* start INFORMATION PROVIDED *

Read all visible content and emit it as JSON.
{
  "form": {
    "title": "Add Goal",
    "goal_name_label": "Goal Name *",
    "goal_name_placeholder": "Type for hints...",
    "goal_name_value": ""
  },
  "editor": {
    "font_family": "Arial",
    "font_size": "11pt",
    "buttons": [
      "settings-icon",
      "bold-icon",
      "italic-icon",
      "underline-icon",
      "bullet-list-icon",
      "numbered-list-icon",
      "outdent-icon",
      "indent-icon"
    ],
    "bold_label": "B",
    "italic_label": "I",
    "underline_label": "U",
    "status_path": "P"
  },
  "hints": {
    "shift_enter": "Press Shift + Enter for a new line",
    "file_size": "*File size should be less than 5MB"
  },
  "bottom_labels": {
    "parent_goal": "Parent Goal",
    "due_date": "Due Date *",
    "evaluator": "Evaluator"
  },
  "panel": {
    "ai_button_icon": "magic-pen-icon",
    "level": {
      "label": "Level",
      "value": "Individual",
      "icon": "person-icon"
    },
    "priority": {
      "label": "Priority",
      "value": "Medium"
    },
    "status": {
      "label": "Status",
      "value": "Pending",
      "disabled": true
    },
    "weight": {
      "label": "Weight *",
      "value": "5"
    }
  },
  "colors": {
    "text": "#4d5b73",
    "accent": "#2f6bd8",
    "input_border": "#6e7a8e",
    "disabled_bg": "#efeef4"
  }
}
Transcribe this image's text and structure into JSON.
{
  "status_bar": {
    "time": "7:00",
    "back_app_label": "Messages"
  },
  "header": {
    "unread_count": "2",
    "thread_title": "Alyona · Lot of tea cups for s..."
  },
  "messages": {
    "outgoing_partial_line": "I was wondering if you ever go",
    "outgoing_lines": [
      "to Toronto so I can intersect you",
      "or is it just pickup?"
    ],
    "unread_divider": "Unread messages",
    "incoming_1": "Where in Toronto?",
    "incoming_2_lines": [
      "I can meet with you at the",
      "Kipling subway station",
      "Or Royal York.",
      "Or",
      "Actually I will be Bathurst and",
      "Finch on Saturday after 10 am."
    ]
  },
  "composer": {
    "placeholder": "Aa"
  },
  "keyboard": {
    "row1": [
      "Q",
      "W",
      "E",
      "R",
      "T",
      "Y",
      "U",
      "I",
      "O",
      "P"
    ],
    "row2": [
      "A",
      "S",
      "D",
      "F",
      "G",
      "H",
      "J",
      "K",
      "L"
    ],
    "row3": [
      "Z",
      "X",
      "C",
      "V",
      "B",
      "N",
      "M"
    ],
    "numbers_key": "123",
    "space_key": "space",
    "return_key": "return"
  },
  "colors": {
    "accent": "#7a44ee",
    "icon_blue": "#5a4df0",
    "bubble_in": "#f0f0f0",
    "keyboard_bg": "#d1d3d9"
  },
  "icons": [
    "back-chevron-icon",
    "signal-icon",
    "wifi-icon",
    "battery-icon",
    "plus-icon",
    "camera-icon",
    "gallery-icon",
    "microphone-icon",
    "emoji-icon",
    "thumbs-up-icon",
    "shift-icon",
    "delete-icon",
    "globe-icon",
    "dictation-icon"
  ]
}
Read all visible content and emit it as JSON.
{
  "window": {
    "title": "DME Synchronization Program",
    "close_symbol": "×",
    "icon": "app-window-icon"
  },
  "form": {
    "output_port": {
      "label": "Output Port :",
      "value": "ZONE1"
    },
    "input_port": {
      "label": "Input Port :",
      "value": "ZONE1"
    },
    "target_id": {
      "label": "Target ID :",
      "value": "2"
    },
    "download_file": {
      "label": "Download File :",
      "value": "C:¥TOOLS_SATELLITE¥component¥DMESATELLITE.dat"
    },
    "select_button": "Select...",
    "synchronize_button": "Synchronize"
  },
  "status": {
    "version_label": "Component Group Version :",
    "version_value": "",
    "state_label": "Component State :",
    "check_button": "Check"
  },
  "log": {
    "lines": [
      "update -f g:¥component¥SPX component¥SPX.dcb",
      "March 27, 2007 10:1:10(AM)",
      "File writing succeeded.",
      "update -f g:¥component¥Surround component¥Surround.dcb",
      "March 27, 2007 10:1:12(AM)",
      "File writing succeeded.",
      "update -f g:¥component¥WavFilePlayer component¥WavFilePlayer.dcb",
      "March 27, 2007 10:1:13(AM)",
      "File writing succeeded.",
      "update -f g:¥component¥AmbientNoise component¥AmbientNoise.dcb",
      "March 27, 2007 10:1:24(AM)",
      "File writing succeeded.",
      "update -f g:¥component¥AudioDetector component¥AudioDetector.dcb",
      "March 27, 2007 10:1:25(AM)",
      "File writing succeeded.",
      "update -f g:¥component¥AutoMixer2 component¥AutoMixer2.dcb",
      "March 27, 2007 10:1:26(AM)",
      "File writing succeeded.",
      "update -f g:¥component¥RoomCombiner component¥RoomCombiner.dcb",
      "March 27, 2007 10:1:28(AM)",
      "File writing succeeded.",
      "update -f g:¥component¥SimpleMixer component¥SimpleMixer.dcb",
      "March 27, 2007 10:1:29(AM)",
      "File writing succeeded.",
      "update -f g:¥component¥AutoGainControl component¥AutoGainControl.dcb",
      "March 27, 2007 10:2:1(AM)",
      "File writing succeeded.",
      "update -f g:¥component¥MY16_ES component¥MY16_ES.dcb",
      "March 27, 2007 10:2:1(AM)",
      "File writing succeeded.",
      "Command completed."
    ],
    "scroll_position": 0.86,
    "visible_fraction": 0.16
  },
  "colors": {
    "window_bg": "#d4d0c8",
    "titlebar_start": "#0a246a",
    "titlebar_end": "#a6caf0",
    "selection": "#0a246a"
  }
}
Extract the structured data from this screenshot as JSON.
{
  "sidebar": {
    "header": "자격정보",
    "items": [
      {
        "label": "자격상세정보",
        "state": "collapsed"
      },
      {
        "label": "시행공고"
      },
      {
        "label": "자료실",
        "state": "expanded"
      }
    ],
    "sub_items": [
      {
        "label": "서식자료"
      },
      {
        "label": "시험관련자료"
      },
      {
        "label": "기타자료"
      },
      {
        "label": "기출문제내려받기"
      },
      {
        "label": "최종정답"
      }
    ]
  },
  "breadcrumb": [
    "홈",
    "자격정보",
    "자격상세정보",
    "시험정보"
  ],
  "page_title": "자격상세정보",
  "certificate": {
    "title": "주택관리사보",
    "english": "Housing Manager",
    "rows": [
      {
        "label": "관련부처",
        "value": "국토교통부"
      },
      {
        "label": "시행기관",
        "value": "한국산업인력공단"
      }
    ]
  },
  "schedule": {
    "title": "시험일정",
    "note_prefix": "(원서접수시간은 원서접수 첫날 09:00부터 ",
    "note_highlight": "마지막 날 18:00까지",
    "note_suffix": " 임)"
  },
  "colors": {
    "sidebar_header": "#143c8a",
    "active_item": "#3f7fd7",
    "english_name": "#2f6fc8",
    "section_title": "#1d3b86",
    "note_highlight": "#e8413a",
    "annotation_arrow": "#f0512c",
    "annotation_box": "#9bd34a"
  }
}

* end INFORMATION PROVIDED *

**EXERCISE AIM**
Reproduce each entry from the records above, character for character.

**CORRECT RESPONSE**
Read all visible content and emit it as JSON.
{
  "form": {
    "title": "Add Goal",
    "goal_name_label": "Goal Name *",
    "goal_name_placeholder": "Type for hints...",
    "goal_name_value": ""
  },
  "editor": {
    "font_family": "Arial",
    "font_size": "11pt",
    "buttons": [
      "settings-icon",
      "bold-icon",
      "italic-icon",
      "underline-icon",
      "bullet-list-icon",
      "numbered-list-icon",
      "outdent-icon",
      "indent-icon"
    ],
    "bold_label": "B",
    "italic_label": "I",
    "underline_label": "U",
    "status_path": "P"
  },
  "hints": {
    "shift_enter": "Press Shift + Enter for a new line",
    "file_size": "*File size should be less than 5MB"
  },
  "bottom_labels": {
    "parent_goal": "Parent Goal",
    "due_date": "Due Date *",
    "evaluator": "Evaluator"
  },
  "panel": {
    "ai_button_icon": "magic-pen-icon",
    "level": {
      "label": "Level",
      "value": "Individual",
      "icon": "person-icon"
    },
    "priority": {
      "label": "Priority",
      "value": "Medium"
    },
    "status": {
      "label": "Status",
      "value": "Pending",
      "disabled": true
    },
    "weight": {
      "label": "Weight *",
      "value": "5"
    }
  },
  "colors": {
    "text": "#4d5b73",
    "accent": "#2f6bd8",
    "input_border": "#6e7a8e",
    "disabled_bg": "#efeef4"
  }
}
Transcribe this image's text and structure into JSON.
{
  "status_bar": {
    "time": "7:00",
    "back_app_label": "Messages"
  },
  "header": {
    "unread_count": "2",
    "thread_title": "Alyona · Lot of tea cups for s..."
  },
  "messages": {
    "outgoing_partial_line": "I was wondering if you ever go",
    "outgoing_lines": [
      "to Toronto so I can intersect you",
      "or is it just pickup?"
    ],
    "unread_divider": "Unread messages",
    "incoming_1": "Where in Toronto?",
    "incoming_2_lines": [
      "I can meet with you at the",
      "Kipling subway station",
      "Or Royal York.",
      "Or",
      "Actually I will be Bathurst and",
      "Finch on Saturday after 10 am."
    ]
  },
  "composer": {
    "placeholder": "Aa"
  },
  "keyboard": {
    "row1": [
      "Q",
      "W",
      "E",
      "R",
      "T",
      "Y",
      "U",
      "I",
      "O",
      "P"
    ],
    "row2": [
      "A",
      "S",
      "D",
      "F",
      "G",
      "H",
      "J",
      "K",
      "L"
    ],
    "row3": [
      "Z",
      "X",
      "C",
      "V",
      "B",
      "N",
      "M"
    ],
    "numbers_key": "123",
    "space_key": "space",
    "return_key": "return"
  },
  "colors": {
    "accent": "#7a44ee",
    "icon_blue": "#5a4df0",
    "bubble_in": "#f0f0f0",
    "keyboard_bg": "#d1d3d9"
  },
  "icons": [
    "back-chevron-icon",
    "signal-icon",
    "wifi-icon",
    "battery-icon",
    "plus-icon",
    "camera-icon",
    "gallery-icon",
    "microphone-icon",
    "emoji-icon",
    "thumbs-up-icon",
    "shift-icon",
    "delete-icon",
    "globe-icon",
    "dictation-icon"
  ]
}
Read all visible content and emit it as JSON.
{
  "window": {
    "title": "DME Synchronization Program",
    "close_symbol": "×",
    "icon": "app-window-icon"
  },
  "form": {
    "output_port": {
      "label": "Output Port :",
      "value": "ZONE1"
    },
    "input_port": {
      "label": "Input Port :",
      "value": "ZONE1"
    },
    "target_id": {
      "label": "Target ID :",
      "value": "2"
    },
    "download_file": {
      "label": "Download File :",
      "value": "C:¥TOOLS_SATELLITE¥component¥DMESATELLITE.dat"
    },
    "select_button": "Select...",
    "synchronize_button": "Synchronize"
  },
  "status": {
    "version_label": "Component Group Version :",
    "version_value": "",
    "state_label": "Component State :",
    "check_button": "Check"
  },
  "log": {
    "lines": [
      "update -f g:¥component¥SPX component¥SPX.dcb",
      "March 27, 2007 10:1:10(AM)",
      "File writing succeeded.",
      "update -f g:¥component¥Surround component¥Surround.dcb",
      "March 27, 2007 10:1:12(AM)",
      "File writing succeeded.",
      "update -f g:¥component¥WavFilePlayer component¥WavFilePlayer.dcb",
      "March 27, 2007 10:1:13(AM)",
      "File writing succeeded.",
      "update -f g:¥component¥AmbientNoise component¥AmbientNoise.dcb",
      "March 27, 2007 10:1:24(AM)",
      "File writing succeeded.",
      "update -f g:¥component¥AudioDetector component¥AudioDetector.dcb",
      "March 27, 2007 10:1:25(AM)",
      "File writing succeeded.",
      "update -f g:¥component¥AutoMixer2 component¥AutoMixer2.dcb",
      "March 27, 2007 10:1:26(AM)",
      "File writing succeeded.",
      "update -f g:¥component¥RoomCombiner component¥RoomCombiner.dcb",
      "March 27, 2007 10:1:28(AM)",
      "File writing succeeded.",
      "update -f g:¥component¥SimpleMixer component¥SimpleMixer.dcb",
      "March 27, 2007 10:1:29(AM)",
      "File writing succeeded.",
      "update -f g:¥component¥AutoGainControl component¥AutoGainControl.dcb",
      "March 27, 2007 10:2:1(AM)",
      "File writing succeeded.",
      "update -f g:¥component¥MY16_ES component¥MY16_ES.dcb",
      "March 27, 2007 10:2:1(AM)",
      "File writing succeeded.",
      "Command completed."
    ],
    "scroll_position": 0.86,
    "visible_fraction": 0.16
  },
  "colors": {
    "window_bg": "#d4d0c8",
    "titlebar_start": "#0a246a",
    "titlebar_end": "#a6caf0",
    "selection": "#0a246a"
  }
}
Extract the structured data from this screenshot as JSON.
{
  "sidebar": {
    "header": "자격정보",
    "items": [
      {
        "label": "자격상세정보",
        "state": "collapsed"
      },
      {
        "label": "시행공고"
      },
      {
        "label": "자료실",
        "state": "expanded"
      }
    ],
    "sub_items": [
      {
        "label": "서식자료"
      },
      {
        "label": "시험관련자료"
      },
      {
        "label": "기타자료"
      },
      {
        "label": "기출문제내려받기"
      },
      {
        "label": "최종정답"
      }
    ]
  },
  "breadcrumb": [
    "홈",
    "자격정보",
    "자격상세정보",
    "시험정보"
  ],
  "page_title": "자격상세정보",
  "certificate": {
    "title": "주택관리사보",
    "english": "Housing Manager",
    "rows": [
      {
        "label": "관련부처",
        "value": "국토교통부"
      },
      {
        "label": "시행기관",
        "value": "한국산업인력공단"
      }
    ]
  },
  "schedule": {
    "title": "시험일정",
    "note_prefix": "(원서접수시간은 원서접수 첫날 09:00부터 ",
    "note_highlight": "마지막 날 18:00까지",
    "note_suffix": " 임)"
  },
  "colors": {
    "sidebar_header": "#143c8a",
    "active_item": "#3f7fd7",
    "english_name": "#2f6fc8",
    "section_title": "#1d3b86",
    "note_highlight": "#e8413a",
    "annotation_arrow": "#f0512c",
    "annotation_box": "#9bd34a"
  }
}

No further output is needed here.